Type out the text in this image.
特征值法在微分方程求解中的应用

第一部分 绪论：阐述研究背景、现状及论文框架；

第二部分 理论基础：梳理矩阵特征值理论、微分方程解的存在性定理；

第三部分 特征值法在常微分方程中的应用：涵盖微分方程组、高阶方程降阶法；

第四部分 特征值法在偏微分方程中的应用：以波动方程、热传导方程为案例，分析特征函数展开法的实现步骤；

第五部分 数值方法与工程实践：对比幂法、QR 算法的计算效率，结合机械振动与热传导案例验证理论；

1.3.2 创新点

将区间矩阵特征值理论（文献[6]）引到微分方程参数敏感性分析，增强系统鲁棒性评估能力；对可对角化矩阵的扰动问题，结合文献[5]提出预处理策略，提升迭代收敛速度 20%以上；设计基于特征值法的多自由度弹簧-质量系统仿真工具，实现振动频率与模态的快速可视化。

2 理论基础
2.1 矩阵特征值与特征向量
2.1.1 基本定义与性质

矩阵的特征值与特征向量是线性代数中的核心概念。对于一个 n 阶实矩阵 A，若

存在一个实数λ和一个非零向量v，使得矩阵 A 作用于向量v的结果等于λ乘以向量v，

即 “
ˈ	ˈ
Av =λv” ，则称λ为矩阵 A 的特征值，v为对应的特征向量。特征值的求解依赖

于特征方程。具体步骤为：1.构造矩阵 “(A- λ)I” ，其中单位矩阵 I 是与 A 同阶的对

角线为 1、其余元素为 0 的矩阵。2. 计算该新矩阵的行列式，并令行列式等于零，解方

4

....

AIM:
Repeat the data in its entirety, character for character.

FULL SOLUTION:
Type out the text in this image.
特征值法在微分方程求解中的应用

第一部分 绪论：阐述研究背景、现状及论文框架；

第二部分 理论基础：梳理矩阵特征值理论、微分方程解的存在性定理；

第三部分 特征值法在常微分方程中的应用：涵盖微分方程组、高阶方程降阶法；

第四部分 特征值法在偏微分方程中的应用：以波动方程、热传导方程为案例，分析特征函数展开法的实现步骤；

第五部分 数值方法与工程实践：对比幂法、QR 算法的计算效率，结合机械振动与热传导案例验证理论；

1.3.2 创新点

将区间矩阵特征值理论（文献[6]）引到微分方程参数敏感性分析，增强系统鲁棒性评估能力；对可对角化矩阵的扰动问题，结合文献[5]提出预处理策略，提升迭代收敛速度 20%以上；设计基于特征值法的多自由度弹簧-质量系统仿真工具，实现振动频率与模态的快速可视化。

2 理论基础
2.1 矩阵特征值与特征向量
2.1.1 基本定义与性质

矩阵的特征值与特征向量是线性代数中的核心概念。对于一个 n 阶实矩阵 A，若

存在一个实数λ和一个非零向量v，使得矩阵 A 作用于向量v的结果等于λ乘以向量v，

即 “
ˈ	ˈ
Av =λv” ，则称λ为矩阵 A 的特征值，v为对应的特征向量。特征值的求解依赖

于特征方程。具体步骤为：1.构造矩阵 “(A- λ)I” ，其中单位矩阵 I 是与 A 同阶的对

角线为 1、其余元素为 0 的矩阵。2. 计算该新矩阵的行列式，并令行列式等于零，解方

4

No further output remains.